◆ Record list ◆

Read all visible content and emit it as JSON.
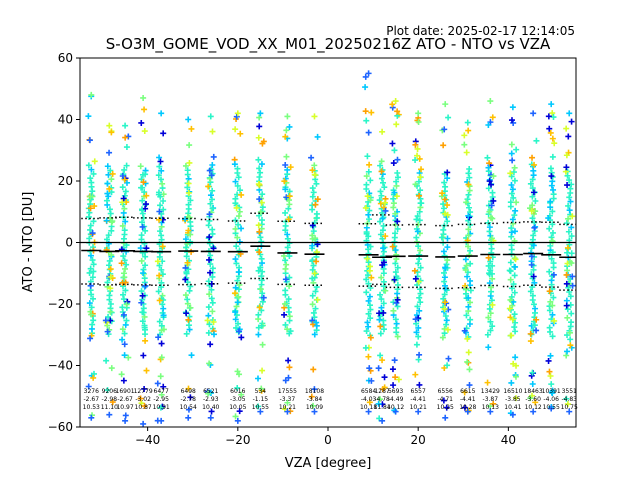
{
  "chart_data": {
    "type": "scatter",
    "title": "S-O3M_GOME_VOD_XX_M01_20250216Z ATO - NTO vs VZA",
    "plot_date": "Plot date: 2025-02-17 12:14:05",
    "xlabel": "VZA [degree]",
    "ylabel": "ATO - NTO [DU]",
    "xlim": [
      -55,
      55
    ],
    "ylim": [
      -60,
      60
    ],
    "xticks": [
      -40,
      -20,
      0,
      20,
      40
    ],
    "yticks": [
      -60,
      -40,
      -20,
      0,
      20,
      40,
      60
    ],
    "zero_line": 0,
    "marker": "+",
    "colors": [
      "#1e64ff",
      "#00c8ff",
      "#2af5c8",
      "#7aff7f",
      "#d8ff2a",
      "#ffc000",
      "#ffa000",
      "#0000d8"
    ],
    "bins": [
      {
        "x": -52.5,
        "min": -57,
        "max": 48,
        "mean": -2.6,
        "sd_lo": -13.5,
        "sd_hi": 7.8,
        "count": "3276",
        "mean_txt": "-2.67",
        "sd_txt": "10.53"
      },
      {
        "x": -48.5,
        "min": -56,
        "max": 38,
        "mean": -2.9,
        "sd_lo": -13.8,
        "sd_hi": 8.0,
        "count": "9206",
        "mean_txt": "-2.98",
        "sd_txt": "11.10"
      },
      {
        "x": -45.0,
        "min": -58,
        "max": 38,
        "mean": -2.7,
        "sd_lo": -13.6,
        "sd_hi": 8.2,
        "count": "16901",
        "mean_txt": "-2.67",
        "sd_txt": "10.97"
      },
      {
        "x": -41.0,
        "min": -59,
        "max": 47,
        "mean": -2.9,
        "sd_lo": -13.8,
        "sd_hi": 8.0,
        "count": "12779",
        "mean_txt": "-3.02",
        "sd_txt": "10.87"
      },
      {
        "x": -37.0,
        "min": -58,
        "max": 42,
        "mean": -3.0,
        "sd_lo": -13.9,
        "sd_hi": 7.9,
        "count": "6477",
        "mean_txt": "-2.95",
        "sd_txt": "10.91"
      },
      {
        "x": -31.0,
        "min": -57,
        "max": 40,
        "mean": -2.8,
        "sd_lo": -13.7,
        "sd_hi": 7.8,
        "count": "6498",
        "mean_txt": "-2.78",
        "sd_txt": "10.54"
      },
      {
        "x": -26.0,
        "min": -57,
        "max": 41,
        "mean": -2.9,
        "sd_lo": -13.4,
        "sd_hi": 7.5,
        "count": "6521",
        "mean_txt": "-2.93",
        "sd_txt": "10.40"
      },
      {
        "x": -20.0,
        "min": -58,
        "max": 42,
        "mean": -3.0,
        "sd_lo": -13.2,
        "sd_hi": 7.0,
        "count": "6016",
        "mean_txt": "-3.05",
        "sd_txt": "10.05"
      },
      {
        "x": -15.0,
        "min": -55,
        "max": 42,
        "mean": -1.2,
        "sd_lo": -11.7,
        "sd_hi": 9.5,
        "count": "534",
        "mean_txt": "-1.15",
        "sd_txt": "10.55"
      },
      {
        "x": -9.0,
        "min": -55,
        "max": 41,
        "mean": -3.4,
        "sd_lo": -13.6,
        "sd_hi": 6.9,
        "count": "17555",
        "mean_txt": "-3.37",
        "sd_txt": "10.21"
      },
      {
        "x": -3.0,
        "min": -55,
        "max": 41,
        "mean": -3.8,
        "sd_lo": -13.9,
        "sd_hi": 6.2,
        "count": "18108",
        "mean_txt": "-3.84",
        "sd_txt": "10.09"
      },
      {
        "x": 9.0,
        "min": -55,
        "max": 55,
        "mean": -4.0,
        "sd_lo": -14.2,
        "sd_hi": 6.1,
        "count": "6584",
        "mean_txt": "-4.03",
        "sd_txt": "10.18"
      },
      {
        "x": 12.0,
        "min": -58,
        "max": 36,
        "mean": -4.8,
        "sd_lo": -13.6,
        "sd_hi": 9.0,
        "count": "1287",
        "mean_txt": "-4.78",
        "sd_txt": "11.84"
      },
      {
        "x": 15.0,
        "min": -55,
        "max": 46,
        "mean": -4.5,
        "sd_lo": -14.6,
        "sd_hi": 5.7,
        "count": "5693",
        "mean_txt": "-4.49",
        "sd_txt": "10.12"
      },
      {
        "x": 20.0,
        "min": -55,
        "max": 42,
        "mean": -4.4,
        "sd_lo": -14.6,
        "sd_hi": 5.8,
        "count": "6557",
        "mean_txt": "-4.41",
        "sd_txt": "10.21"
      },
      {
        "x": 26.0,
        "min": -57,
        "max": 45,
        "mean": -4.7,
        "sd_lo": -14.9,
        "sd_hi": 5.5,
        "count": "6556",
        "mean_txt": "-4.71",
        "sd_txt": "10.25"
      },
      {
        "x": 31.0,
        "min": -55,
        "max": 39,
        "mean": -4.4,
        "sd_lo": -14.7,
        "sd_hi": 5.9,
        "count": "6615",
        "mean_txt": "-4.41",
        "sd_txt": "10.28"
      },
      {
        "x": 36.0,
        "min": -55,
        "max": 46,
        "mean": -3.9,
        "sd_lo": -14.0,
        "sd_hi": 6.2,
        "count": "13429",
        "mean_txt": "-3.87",
        "sd_txt": "10.13"
      },
      {
        "x": 41.0,
        "min": -56,
        "max": 44,
        "mean": -3.9,
        "sd_lo": -14.3,
        "sd_hi": 6.5,
        "count": "16510",
        "mean_txt": "-3.85",
        "sd_txt": "10.41"
      },
      {
        "x": 45.5,
        "min": -55,
        "max": 42,
        "mean": -3.6,
        "sd_lo": -13.9,
        "sd_hi": 6.7,
        "count": "18463",
        "mean_txt": "-3.60",
        "sd_txt": "10.12"
      },
      {
        "x": 49.5,
        "min": -54,
        "max": 45,
        "mean": -4.0,
        "sd_lo": -14.5,
        "sd_hi": 6.6,
        "count": "10391",
        "mean_txt": "-4.06",
        "sd_txt": "10.55"
      },
      {
        "x": 53.5,
        "min": -55,
        "max": 42,
        "mean": -4.8,
        "sd_lo": -15.5,
        "sd_hi": 5.9,
        "count": "3551",
        "mean_txt": "-4.83",
        "sd_txt": "10.75"
      }
    ]
  }
}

◆ Exercise directions ◆
Each record above must be returned exactly as written, with its pictures omitted.

◆ Output below ◆
Read all visible content and emit it as JSON.
{
  "chart_data": {
    "type": "scatter",
    "title": "S-O3M_GOME_VOD_XX_M01_20250216Z ATO - NTO vs VZA",
    "plot_date": "Plot date: 2025-02-17 12:14:05",
    "xlabel": "VZA [degree]",
    "ylabel": "ATO - NTO [DU]",
    "xlim": [
      -55,
      55
    ],
    "ylim": [
      -60,
      60
    ],
    "xticks": [
      -40,
      -20,
      0,
      20,
      40
    ],
    "yticks": [
      -60,
      -40,
      -20,
      0,
      20,
      40,
      60
    ],
    "zero_line": 0,
    "marker": "+",
    "colors": [
      "#1e64ff",
      "#00c8ff",
      "#2af5c8",
      "#7aff7f",
      "#d8ff2a",
      "#ffc000",
      "#ffa000",
      "#0000d8"
    ],
    "bins": [
      {
        "x": -52.5,
        "min": -57,
        "max": 48,
        "mean": -2.6,
        "sd_lo": -13.5,
        "sd_hi": 7.8,
        "count": "3276",
        "mean_txt": "-2.67",
        "sd_txt": "10.53"
      },
      {
        "x": -48.5,
        "min": -56,
        "max": 38,
        "mean": -2.9,
        "sd_lo": -13.8,
        "sd_hi": 8.0,
        "count": "9206",
        "mean_txt": "-2.98",
        "sd_txt": "11.10"
      },
      {
        "x": -45.0,
        "min": -58,
        "max": 38,
        "mean": -2.7,
        "sd_lo": -13.6,
        "sd_hi": 8.2,
        "count": "16901",
        "mean_txt": "-2.67",
        "sd_txt": "10.97"
      },
      {
        "x": -41.0,
        "min": -59,
        "max": 47,
        "mean": -2.9,
        "sd_lo": -13.8,
        "sd_hi": 8.0,
        "count": "12779",
        "mean_txt": "-3.02",
        "sd_txt": "10.87"
      },
      {
        "x": -37.0,
        "min": -58,
        "max": 42,
        "mean": -3.0,
        "sd_lo": -13.9,
        "sd_hi": 7.9,
        "count": "6477",
        "mean_txt": "-2.95",
        "sd_txt": "10.91"
      },
      {
        "x": -31.0,
        "min": -57,
        "max": 40,
        "mean": -2.8,
        "sd_lo": -13.7,
        "sd_hi": 7.8,
        "count": "6498",
        "mean_txt": "-2.78",
        "sd_txt": "10.54"
      },
      {
        "x": -26.0,
        "min": -57,
        "max": 41,
        "mean": -2.9,
        "sd_lo": -13.4,
        "sd_hi": 7.5,
        "count": "6521",
        "mean_txt": "-2.93",
        "sd_txt": "10.40"
      },
      {
        "x": -20.0,
        "min": -58,
        "max": 42,
        "mean": -3.0,
        "sd_lo": -13.2,
        "sd_hi": 7.0,
        "count": "6016",
        "mean_txt": "-3.05",
        "sd_txt": "10.05"
      },
      {
        "x": -15.0,
        "min": -55,
        "max": 42,
        "mean": -1.2,
        "sd_lo": -11.7,
        "sd_hi": 9.5,
        "count": "534",
        "mean_txt": "-1.15",
        "sd_txt": "10.55"
      },
      {
        "x": -9.0,
        "min": -55,
        "max": 41,
        "mean": -3.4,
        "sd_lo": -13.6,
        "sd_hi": 6.9,
        "count": "17555",
        "mean_txt": "-3.37",
        "sd_txt": "10.21"
      },
      {
        "x": -3.0,
        "min": -55,
        "max": 41,
        "mean": -3.8,
        "sd_lo": -13.9,
        "sd_hi": 6.2,
        "count": "18108",
        "mean_txt": "-3.84",
        "sd_txt": "10.09"
      },
      {
        "x": 9.0,
        "min": -55,
        "max": 55,
        "mean": -4.0,
        "sd_lo": -14.2,
        "sd_hi": 6.1,
        "count": "6584",
        "mean_txt": "-4.03",
        "sd_txt": "10.18"
      },
      {
        "x": 12.0,
        "min": -58,
        "max": 36,
        "mean": -4.8,
        "sd_lo": -13.6,
        "sd_hi": 9.0,
        "count": "1287",
        "mean_txt": "-4.78",
        "sd_txt": "11.84"
      },
      {
        "x": 15.0,
        "min": -55,
        "max": 46,
        "mean": -4.5,
        "sd_lo": -14.6,
        "sd_hi": 5.7,
        "count": "5693",
        "mean_txt": "-4.49",
        "sd_txt": "10.12"
      },
      {
        "x": 20.0,
        "min": -55,
        "max": 42,
        "mean": -4.4,
        "sd_lo": -14.6,
        "sd_hi": 5.8,
        "count": "6557",
        "mean_txt": "-4.41",
        "sd_txt": "10.21"
      },
      {
        "x": 26.0,
        "min": -57,
        "max": 45,
        "mean": -4.7,
        "sd_lo": -14.9,
        "sd_hi": 5.5,
        "count": "6556",
        "mean_txt": "-4.71",
        "sd_txt": "10.25"
      },
      {
        "x": 31.0,
        "min": -55,
        "max": 39,
        "mean": -4.4,
        "sd_lo": -14.7,
        "sd_hi": 5.9,
        "count": "6615",
        "mean_txt": "-4.41",
        "sd_txt": "10.28"
      },
      {
        "x": 36.0,
        "min": -55,
        "max": 46,
        "mean": -3.9,
        "sd_lo": -14.0,
        "sd_hi": 6.2,
        "count": "13429",
        "mean_txt": "-3.87",
        "sd_txt": "10.13"
      },
      {
        "x": 41.0,
        "min": -56,
        "max": 44,
        "mean": -3.9,
        "sd_lo": -14.3,
        "sd_hi": 6.5,
        "count": "16510",
        "mean_txt": "-3.85",
        "sd_txt": "10.41"
      },
      {
        "x": 45.5,
        "min": -55,
        "max": 42,
        "mean": -3.6,
        "sd_lo": -13.9,
        "sd_hi": 6.7,
        "count": "18463",
        "mean_txt": "-3.60",
        "sd_txt": "10.12"
      },
      {
        "x": 49.5,
        "min": -54,
        "max": 45,
        "mean": -4.0,
        "sd_lo": -14.5,
        "sd_hi": 6.6,
        "count": "10391",
        "mean_txt": "-4.06",
        "sd_txt": "10.55"
      },
      {
        "x": 53.5,
        "min": -55,
        "max": 42,
        "mean": -4.8,
        "sd_lo": -15.5,
        "sd_hi": 5.9,
        "count": "3551",
        "mean_txt": "-4.83",
        "sd_txt": "10.75"
      }
    ]
  }
}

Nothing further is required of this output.